### MATERIAL TO PROCESS
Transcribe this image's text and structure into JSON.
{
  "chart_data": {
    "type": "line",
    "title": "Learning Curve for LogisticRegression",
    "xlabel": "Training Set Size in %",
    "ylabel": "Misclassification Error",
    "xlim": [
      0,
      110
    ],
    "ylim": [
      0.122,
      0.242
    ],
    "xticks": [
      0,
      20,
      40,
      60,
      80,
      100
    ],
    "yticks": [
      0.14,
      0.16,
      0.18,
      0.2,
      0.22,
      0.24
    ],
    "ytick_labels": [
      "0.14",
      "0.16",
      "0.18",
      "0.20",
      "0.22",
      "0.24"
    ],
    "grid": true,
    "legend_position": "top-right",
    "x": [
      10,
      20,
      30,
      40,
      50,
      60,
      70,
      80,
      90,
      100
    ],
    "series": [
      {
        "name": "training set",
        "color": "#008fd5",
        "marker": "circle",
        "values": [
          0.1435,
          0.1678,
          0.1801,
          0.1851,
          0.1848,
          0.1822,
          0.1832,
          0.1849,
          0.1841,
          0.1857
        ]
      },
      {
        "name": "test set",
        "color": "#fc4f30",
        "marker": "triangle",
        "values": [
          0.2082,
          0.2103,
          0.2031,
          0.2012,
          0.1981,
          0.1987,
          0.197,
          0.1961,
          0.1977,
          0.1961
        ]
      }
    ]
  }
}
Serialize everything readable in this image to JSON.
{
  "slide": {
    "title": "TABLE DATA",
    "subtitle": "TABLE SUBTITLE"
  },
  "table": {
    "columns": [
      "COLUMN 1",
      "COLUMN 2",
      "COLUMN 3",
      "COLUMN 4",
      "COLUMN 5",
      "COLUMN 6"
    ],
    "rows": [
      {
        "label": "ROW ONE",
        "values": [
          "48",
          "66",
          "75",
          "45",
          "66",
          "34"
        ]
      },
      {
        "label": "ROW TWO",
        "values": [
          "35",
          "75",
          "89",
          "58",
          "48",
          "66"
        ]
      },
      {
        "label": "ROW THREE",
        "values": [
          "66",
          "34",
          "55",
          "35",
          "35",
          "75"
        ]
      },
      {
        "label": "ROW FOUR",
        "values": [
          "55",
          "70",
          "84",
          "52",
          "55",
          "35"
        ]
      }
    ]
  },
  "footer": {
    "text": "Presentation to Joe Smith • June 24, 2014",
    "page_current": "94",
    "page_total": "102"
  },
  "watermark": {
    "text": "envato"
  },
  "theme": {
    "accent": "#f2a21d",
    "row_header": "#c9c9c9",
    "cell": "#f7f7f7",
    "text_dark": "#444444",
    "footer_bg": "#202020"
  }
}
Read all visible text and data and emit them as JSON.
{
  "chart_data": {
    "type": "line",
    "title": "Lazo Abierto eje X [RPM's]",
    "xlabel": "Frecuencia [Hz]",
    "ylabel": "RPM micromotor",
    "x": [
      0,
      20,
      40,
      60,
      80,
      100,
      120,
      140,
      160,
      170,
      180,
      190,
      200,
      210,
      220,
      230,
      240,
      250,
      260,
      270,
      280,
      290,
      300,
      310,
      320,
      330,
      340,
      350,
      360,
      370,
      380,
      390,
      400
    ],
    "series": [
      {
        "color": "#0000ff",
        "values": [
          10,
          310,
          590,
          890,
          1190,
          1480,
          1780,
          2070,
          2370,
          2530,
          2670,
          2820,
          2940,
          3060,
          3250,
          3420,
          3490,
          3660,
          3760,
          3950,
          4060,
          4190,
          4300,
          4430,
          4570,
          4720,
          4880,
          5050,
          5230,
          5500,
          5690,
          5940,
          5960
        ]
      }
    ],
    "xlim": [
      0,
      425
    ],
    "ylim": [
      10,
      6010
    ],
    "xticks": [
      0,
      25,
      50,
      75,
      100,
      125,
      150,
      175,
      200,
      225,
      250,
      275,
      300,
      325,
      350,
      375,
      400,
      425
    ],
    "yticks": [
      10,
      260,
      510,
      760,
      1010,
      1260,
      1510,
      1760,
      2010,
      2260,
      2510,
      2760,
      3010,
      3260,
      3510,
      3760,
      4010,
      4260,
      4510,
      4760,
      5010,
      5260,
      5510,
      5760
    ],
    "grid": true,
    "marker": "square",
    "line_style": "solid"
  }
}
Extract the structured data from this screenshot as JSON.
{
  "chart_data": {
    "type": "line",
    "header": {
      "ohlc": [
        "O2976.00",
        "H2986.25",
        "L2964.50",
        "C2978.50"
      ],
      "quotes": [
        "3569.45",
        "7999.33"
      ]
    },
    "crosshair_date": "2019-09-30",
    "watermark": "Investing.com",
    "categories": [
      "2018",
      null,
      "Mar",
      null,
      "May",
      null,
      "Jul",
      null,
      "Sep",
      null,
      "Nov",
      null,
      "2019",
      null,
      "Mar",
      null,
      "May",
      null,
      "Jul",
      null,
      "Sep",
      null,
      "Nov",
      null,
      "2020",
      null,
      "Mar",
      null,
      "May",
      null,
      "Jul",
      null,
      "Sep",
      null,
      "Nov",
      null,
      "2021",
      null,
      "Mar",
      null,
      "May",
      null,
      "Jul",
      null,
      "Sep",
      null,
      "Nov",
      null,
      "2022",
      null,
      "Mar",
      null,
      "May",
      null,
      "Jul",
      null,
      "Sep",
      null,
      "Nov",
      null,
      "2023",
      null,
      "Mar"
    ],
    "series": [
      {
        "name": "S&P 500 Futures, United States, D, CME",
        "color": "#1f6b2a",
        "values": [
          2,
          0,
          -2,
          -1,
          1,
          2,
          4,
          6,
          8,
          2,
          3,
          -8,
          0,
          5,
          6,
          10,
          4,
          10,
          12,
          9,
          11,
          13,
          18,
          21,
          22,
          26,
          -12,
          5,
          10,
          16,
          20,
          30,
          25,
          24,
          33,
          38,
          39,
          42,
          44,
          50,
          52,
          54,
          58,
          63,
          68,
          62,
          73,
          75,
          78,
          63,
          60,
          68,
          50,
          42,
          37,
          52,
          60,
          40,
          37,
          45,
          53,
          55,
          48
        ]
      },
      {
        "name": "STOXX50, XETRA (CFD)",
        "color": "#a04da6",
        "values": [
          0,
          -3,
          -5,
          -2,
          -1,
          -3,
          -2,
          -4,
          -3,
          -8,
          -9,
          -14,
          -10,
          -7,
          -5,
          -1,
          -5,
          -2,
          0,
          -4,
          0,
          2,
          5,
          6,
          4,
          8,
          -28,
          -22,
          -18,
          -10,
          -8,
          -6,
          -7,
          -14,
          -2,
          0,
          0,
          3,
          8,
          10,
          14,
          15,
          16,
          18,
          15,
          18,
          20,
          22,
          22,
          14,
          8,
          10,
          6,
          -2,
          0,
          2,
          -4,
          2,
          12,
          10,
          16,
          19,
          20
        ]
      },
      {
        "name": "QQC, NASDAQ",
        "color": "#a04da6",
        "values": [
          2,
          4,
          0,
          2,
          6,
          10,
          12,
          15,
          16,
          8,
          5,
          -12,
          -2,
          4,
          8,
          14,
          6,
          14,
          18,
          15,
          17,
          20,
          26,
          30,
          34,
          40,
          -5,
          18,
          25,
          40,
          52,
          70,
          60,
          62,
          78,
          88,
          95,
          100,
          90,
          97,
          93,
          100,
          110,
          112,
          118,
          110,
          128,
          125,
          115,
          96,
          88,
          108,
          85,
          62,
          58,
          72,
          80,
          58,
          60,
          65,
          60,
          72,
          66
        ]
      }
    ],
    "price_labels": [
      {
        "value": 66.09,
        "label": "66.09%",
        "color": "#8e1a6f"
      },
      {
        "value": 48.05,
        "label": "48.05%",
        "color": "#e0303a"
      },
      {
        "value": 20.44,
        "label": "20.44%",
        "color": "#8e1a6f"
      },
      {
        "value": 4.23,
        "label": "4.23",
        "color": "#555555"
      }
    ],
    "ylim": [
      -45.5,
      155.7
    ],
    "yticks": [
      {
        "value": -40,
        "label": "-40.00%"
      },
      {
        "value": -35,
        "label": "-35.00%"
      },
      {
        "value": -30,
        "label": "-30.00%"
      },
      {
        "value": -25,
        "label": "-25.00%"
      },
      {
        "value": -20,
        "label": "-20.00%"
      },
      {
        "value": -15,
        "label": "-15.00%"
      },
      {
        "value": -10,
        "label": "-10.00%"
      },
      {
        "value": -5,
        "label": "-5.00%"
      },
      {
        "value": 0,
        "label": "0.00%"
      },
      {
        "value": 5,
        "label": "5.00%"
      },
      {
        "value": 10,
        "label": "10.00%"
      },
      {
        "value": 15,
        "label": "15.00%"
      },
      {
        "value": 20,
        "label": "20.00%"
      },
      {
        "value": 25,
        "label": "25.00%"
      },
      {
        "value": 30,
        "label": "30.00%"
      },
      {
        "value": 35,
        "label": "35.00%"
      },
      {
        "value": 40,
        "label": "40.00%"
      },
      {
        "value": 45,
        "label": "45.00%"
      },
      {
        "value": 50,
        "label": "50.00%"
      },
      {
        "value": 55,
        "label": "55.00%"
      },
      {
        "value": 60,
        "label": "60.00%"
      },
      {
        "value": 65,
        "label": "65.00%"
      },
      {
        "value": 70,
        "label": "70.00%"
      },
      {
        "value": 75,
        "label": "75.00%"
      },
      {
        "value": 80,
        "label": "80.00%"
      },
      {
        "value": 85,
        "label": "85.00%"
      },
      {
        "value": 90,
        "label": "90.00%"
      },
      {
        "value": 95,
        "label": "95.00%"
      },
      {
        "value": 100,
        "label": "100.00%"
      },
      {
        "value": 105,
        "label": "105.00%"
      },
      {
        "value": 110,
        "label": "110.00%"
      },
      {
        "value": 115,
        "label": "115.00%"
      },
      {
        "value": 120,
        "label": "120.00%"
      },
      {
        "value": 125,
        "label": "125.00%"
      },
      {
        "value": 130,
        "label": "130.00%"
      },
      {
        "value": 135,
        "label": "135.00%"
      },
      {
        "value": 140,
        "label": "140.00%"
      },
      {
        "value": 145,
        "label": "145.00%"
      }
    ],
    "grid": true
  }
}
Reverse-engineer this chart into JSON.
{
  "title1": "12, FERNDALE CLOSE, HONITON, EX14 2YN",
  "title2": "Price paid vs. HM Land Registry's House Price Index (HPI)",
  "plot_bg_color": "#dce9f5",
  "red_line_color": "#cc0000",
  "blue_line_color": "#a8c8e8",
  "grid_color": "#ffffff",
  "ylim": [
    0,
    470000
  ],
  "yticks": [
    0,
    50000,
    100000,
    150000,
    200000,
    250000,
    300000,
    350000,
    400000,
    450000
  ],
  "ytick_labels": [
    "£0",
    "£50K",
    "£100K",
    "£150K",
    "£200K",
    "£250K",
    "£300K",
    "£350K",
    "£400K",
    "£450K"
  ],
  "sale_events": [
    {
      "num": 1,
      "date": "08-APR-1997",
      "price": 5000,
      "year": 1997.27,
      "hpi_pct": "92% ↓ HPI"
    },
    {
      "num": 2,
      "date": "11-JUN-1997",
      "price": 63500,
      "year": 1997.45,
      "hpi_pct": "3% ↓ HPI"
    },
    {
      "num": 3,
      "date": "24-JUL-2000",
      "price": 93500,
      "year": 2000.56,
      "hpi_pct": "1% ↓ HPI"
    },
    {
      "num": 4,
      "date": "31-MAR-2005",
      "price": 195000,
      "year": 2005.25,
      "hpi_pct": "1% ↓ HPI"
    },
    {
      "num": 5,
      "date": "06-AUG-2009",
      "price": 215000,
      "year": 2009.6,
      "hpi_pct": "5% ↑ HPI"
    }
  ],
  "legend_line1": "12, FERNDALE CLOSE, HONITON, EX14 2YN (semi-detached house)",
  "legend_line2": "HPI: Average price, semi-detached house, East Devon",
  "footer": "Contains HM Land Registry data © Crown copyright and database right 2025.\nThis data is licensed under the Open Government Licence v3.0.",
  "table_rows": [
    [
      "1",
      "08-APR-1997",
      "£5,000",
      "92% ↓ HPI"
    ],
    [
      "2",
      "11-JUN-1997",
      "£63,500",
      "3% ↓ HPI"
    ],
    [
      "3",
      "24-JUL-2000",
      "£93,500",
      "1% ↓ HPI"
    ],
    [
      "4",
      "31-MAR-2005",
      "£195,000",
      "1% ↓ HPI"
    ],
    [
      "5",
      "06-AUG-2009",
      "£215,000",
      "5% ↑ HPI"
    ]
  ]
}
######
• [THE TASK]:
Lines that include the word "Land" are to be extracted from the data above.

• [RESULT]:
  "title2": "Price paid vs. HM Land Registry's House Price Index (HPI)",
  "footer": "Contains HM Land Registry data © Crown copyright and database right 2025.\nThis data is licensed under the Open Government Licence v3.0.",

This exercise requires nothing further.